▶ [STATED GOAL] Copy the lines below word for word.

━━━━━ ROWS ━━━━━

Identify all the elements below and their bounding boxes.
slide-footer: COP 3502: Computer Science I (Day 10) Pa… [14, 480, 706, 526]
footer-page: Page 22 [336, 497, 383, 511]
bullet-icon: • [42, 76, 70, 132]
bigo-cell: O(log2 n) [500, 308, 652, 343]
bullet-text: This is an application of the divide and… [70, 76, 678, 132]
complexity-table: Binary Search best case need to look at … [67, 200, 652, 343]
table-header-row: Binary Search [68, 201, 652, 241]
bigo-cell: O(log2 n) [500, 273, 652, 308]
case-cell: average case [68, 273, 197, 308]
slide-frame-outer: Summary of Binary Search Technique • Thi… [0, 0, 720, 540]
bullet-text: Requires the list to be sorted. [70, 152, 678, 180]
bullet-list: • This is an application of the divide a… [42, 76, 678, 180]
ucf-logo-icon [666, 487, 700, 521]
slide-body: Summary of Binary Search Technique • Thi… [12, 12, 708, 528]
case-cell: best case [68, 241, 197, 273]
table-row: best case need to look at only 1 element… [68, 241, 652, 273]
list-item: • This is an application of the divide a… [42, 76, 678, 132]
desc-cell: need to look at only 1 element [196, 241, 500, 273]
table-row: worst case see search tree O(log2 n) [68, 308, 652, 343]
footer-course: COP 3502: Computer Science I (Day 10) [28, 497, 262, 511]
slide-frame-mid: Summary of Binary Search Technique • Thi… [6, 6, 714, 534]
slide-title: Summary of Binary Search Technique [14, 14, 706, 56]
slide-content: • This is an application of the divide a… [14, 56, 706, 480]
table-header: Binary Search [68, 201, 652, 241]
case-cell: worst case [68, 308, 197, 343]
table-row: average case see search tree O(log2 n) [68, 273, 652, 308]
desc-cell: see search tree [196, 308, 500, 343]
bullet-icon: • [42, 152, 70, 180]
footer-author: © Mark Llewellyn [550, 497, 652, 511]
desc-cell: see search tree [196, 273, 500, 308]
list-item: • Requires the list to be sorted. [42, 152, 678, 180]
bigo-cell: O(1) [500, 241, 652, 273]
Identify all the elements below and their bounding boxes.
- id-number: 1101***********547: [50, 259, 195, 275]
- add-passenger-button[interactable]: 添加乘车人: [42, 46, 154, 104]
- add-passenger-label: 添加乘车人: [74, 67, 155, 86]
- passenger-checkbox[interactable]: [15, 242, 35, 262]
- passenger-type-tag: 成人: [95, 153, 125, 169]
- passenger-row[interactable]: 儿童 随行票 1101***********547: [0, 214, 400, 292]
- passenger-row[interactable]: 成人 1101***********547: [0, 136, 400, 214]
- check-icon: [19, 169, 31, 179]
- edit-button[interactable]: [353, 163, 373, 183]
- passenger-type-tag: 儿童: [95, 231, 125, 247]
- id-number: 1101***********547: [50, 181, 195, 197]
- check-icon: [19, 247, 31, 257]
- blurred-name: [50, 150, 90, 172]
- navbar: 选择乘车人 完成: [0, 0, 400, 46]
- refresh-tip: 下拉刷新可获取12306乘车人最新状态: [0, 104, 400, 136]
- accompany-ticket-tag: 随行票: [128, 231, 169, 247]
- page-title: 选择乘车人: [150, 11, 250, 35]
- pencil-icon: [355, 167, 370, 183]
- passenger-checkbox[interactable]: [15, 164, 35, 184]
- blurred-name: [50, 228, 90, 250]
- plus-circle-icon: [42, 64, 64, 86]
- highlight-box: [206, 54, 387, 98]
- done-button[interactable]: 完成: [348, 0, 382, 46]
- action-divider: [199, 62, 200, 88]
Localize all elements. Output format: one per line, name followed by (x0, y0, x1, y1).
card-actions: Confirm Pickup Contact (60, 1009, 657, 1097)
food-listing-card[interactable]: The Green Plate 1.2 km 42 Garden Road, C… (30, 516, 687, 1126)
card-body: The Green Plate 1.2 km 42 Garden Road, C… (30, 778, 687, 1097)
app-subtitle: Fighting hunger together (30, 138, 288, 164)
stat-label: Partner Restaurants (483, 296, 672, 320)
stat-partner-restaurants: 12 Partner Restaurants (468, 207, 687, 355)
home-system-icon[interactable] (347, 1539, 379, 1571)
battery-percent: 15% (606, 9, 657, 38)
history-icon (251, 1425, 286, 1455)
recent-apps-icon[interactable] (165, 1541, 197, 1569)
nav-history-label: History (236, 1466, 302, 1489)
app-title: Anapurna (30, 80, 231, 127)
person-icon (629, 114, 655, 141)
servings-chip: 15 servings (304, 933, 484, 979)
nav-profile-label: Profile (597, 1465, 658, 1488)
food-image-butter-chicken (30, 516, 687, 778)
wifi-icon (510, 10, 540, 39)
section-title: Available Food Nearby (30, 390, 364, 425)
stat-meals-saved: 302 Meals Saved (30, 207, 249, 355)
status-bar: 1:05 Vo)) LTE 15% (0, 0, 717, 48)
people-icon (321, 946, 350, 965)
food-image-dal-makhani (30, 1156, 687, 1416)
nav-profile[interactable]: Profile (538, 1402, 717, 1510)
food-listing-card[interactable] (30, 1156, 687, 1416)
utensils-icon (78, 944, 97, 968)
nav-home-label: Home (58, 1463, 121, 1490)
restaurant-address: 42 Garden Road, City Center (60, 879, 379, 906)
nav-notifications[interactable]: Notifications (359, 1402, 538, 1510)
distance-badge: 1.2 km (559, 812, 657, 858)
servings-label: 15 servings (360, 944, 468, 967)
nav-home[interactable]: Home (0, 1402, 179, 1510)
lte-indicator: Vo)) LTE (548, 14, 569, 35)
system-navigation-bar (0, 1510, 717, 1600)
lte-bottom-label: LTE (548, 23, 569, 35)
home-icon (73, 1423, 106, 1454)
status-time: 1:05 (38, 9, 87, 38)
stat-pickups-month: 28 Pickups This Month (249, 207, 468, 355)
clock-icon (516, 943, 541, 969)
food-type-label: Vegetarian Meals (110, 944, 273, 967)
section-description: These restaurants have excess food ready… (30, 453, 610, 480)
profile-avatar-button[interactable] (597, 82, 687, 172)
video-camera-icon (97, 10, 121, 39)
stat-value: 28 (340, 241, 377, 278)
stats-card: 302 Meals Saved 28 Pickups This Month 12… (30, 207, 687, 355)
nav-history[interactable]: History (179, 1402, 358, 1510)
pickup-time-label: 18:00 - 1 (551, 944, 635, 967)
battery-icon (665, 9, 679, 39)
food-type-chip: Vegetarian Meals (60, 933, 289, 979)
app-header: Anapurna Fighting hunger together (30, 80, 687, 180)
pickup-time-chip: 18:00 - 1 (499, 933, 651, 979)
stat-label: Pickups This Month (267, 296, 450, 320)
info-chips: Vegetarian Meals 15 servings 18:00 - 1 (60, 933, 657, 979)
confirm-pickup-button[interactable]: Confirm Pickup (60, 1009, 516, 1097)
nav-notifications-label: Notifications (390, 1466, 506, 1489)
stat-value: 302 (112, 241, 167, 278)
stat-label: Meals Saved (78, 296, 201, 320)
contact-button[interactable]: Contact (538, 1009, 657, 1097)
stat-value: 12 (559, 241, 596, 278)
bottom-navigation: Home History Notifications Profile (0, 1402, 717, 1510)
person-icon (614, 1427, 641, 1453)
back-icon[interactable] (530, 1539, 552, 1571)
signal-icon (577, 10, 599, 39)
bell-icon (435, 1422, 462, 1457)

━━━━━

▶ [OUTPUT BELOW]
Identify all the elements below and their bounding boxes.
slide-footer: COP 3502: Computer Science I (Day 10) Pa… [14, 480, 706, 526]
footer-page: Page 22 [336, 497, 383, 511]
bullet-icon: • [42, 76, 70, 132]
bigo-cell: O(log2 n) [500, 308, 652, 343]
bullet-text: This is an application of the divide and… [70, 76, 678, 132]
complexity-table: Binary Search best case need to look at … [67, 200, 652, 343]
table-header-row: Binary Search [68, 201, 652, 241]
bigo-cell: O(log2 n) [500, 273, 652, 308]
case-cell: average case [68, 273, 197, 308]
slide-frame-outer: Summary of Binary Search Technique • Thi… [0, 0, 720, 540]
bullet-text: Requires the list to be sorted. [70, 152, 678, 180]
bullet-list: • This is an application of the divide a… [42, 76, 678, 180]
ucf-logo-icon [666, 487, 700, 521]
slide-body: Summary of Binary Search Technique • Thi… [12, 12, 708, 528]
case-cell: best case [68, 241, 197, 273]
table-row: best case need to look at only 1 element… [68, 241, 652, 273]
list-item: • This is an application of the divide a… [42, 76, 678, 132]
desc-cell: need to look at only 1 element [196, 241, 500, 273]
table-row: worst case see search tree O(log2 n) [68, 308, 652, 343]
footer-course: COP 3502: Computer Science I (Day 10) [28, 497, 262, 511]
slide-frame-mid: Summary of Binary Search Technique • Thi… [6, 6, 714, 534]
slide-title: Summary of Binary Search Technique [14, 14, 706, 56]
slide-content: • This is an application of the divide a… [14, 56, 706, 480]
table-header: Binary Search [68, 201, 652, 241]
case-cell: worst case [68, 308, 197, 343]
table-row: average case see search tree O(log2 n) [68, 273, 652, 308]
desc-cell: see search tree [196, 308, 500, 343]
bullet-icon: • [42, 152, 70, 180]
footer-author: © Mark Llewellyn [550, 497, 652, 511]
desc-cell: see search tree [196, 273, 500, 308]
list-item: • Requires the list to be sorted. [42, 152, 678, 180]
bigo-cell: O(1) [500, 241, 652, 273]
Identify all the elements below and their bounding boxes.
- id-number: 1101***********547: [50, 259, 195, 275]
- add-passenger-button[interactable]: 添加乘车人: [42, 46, 154, 104]
- add-passenger-label: 添加乘车人: [74, 67, 155, 86]
- passenger-checkbox[interactable]: [15, 242, 35, 262]
- passenger-type-tag: 成人: [95, 153, 125, 169]
- passenger-row[interactable]: 儿童 随行票 1101***********547: [0, 214, 400, 292]
- passenger-row[interactable]: 成人 1101***********547: [0, 136, 400, 214]
- check-icon: [19, 169, 31, 179]
- edit-button[interactable]: [353, 163, 373, 183]
- passenger-type-tag: 儿童: [95, 231, 125, 247]
- id-number: 1101***********547: [50, 181, 195, 197]
- check-icon: [19, 247, 31, 257]
- blurred-name: [50, 150, 90, 172]
- navbar: 选择乘车人 完成: [0, 0, 400, 46]
- refresh-tip: 下拉刷新可获取12306乘车人最新状态: [0, 104, 400, 136]
- accompany-ticket-tag: 随行票: [128, 231, 169, 247]
- page-title: 选择乘车人: [150, 11, 250, 35]
- pencil-icon: [355, 167, 370, 183]
- passenger-checkbox[interactable]: [15, 164, 35, 184]
- blurred-name: [50, 228, 90, 250]
- plus-circle-icon: [42, 64, 64, 86]
- highlight-box: [206, 54, 387, 98]
- done-button[interactable]: 完成: [348, 0, 382, 46]
- action-divider: [199, 62, 200, 88]
Localize all elements. Output format: one per line, name followed by (x0, y0, x1, y1).
card-actions: Confirm Pickup Contact (60, 1009, 657, 1097)
food-listing-card[interactable]: The Green Plate 1.2 km 42 Garden Road, C… (30, 516, 687, 1126)
card-body: The Green Plate 1.2 km 42 Garden Road, C… (30, 778, 687, 1097)
app-subtitle: Fighting hunger together (30, 138, 288, 164)
stat-label: Partner Restaurants (483, 296, 672, 320)
stat-partner-restaurants: 12 Partner Restaurants (468, 207, 687, 355)
home-system-icon[interactable] (347, 1539, 379, 1571)
battery-percent: 15% (606, 9, 657, 38)
history-icon (251, 1425, 286, 1455)
recent-apps-icon[interactable] (165, 1541, 197, 1569)
nav-history-label: History (236, 1466, 302, 1489)
app-title: Anapurna (30, 80, 231, 127)
person-icon (629, 114, 655, 141)
servings-chip: 15 servings (304, 933, 484, 979)
nav-profile-label: Profile (597, 1465, 658, 1488)
food-image-butter-chicken (30, 516, 687, 778)
wifi-icon (510, 10, 540, 39)
section-title: Available Food Nearby (30, 390, 364, 425)
stat-meals-saved: 302 Meals Saved (30, 207, 249, 355)
status-bar: 1:05 Vo)) LTE 15% (0, 0, 717, 48)
people-icon (321, 946, 350, 965)
food-image-dal-makhani (30, 1156, 687, 1416)
nav-profile[interactable]: Profile (538, 1402, 717, 1510)
food-listing-card[interactable] (30, 1156, 687, 1416)
utensils-icon (78, 944, 97, 968)
nav-home-label: Home (58, 1463, 121, 1490)
restaurant-address: 42 Garden Road, City Center (60, 879, 379, 906)
nav-notifications[interactable]: Notifications (359, 1402, 538, 1510)
distance-badge: 1.2 km (559, 812, 657, 858)
servings-label: 15 servings (360, 944, 468, 967)
nav-home[interactable]: Home (0, 1402, 179, 1510)
lte-indicator: Vo)) LTE (548, 14, 569, 35)
system-navigation-bar (0, 1510, 717, 1600)
lte-bottom-label: LTE (548, 23, 569, 35)
home-icon (73, 1423, 106, 1454)
status-time: 1:05 (38, 9, 87, 38)
stat-pickups-month: 28 Pickups This Month (249, 207, 468, 355)
clock-icon (516, 943, 541, 969)
food-type-label: Vegetarian Meals (110, 944, 273, 967)
section-description: These restaurants have excess food ready… (30, 453, 610, 480)
profile-avatar-button[interactable] (597, 82, 687, 172)
video-camera-icon (97, 10, 121, 39)
stat-value: 28 (340, 241, 377, 278)
stats-card: 302 Meals Saved 28 Pickups This Month 12… (30, 207, 687, 355)
nav-history[interactable]: History (179, 1402, 358, 1510)
pickup-time-label: 18:00 - 1 (551, 944, 635, 967)
battery-icon (665, 9, 679, 39)
food-type-chip: Vegetarian Meals (60, 933, 289, 979)
app-header: Anapurna Fighting hunger together (30, 80, 687, 180)
pickup-time-chip: 18:00 - 1 (499, 933, 651, 979)
stat-label: Pickups This Month (267, 296, 450, 320)
info-chips: Vegetarian Meals 15 servings 18:00 - 1 (60, 933, 657, 979)
confirm-pickup-button[interactable]: Confirm Pickup (60, 1009, 516, 1097)
nav-notifications-label: Notifications (390, 1466, 506, 1489)
stat-value: 302 (112, 241, 167, 278)
stat-label: Meals Saved (78, 296, 201, 320)
contact-button[interactable]: Contact (538, 1009, 657, 1097)
stat-value: 12 (559, 241, 596, 278)
bottom-navigation: Home History Notifications Profile (0, 1402, 717, 1510)
person-icon (614, 1427, 641, 1453)
back-icon[interactable] (530, 1539, 552, 1571)
signal-icon (577, 10, 599, 39)
bell-icon (435, 1422, 462, 1457)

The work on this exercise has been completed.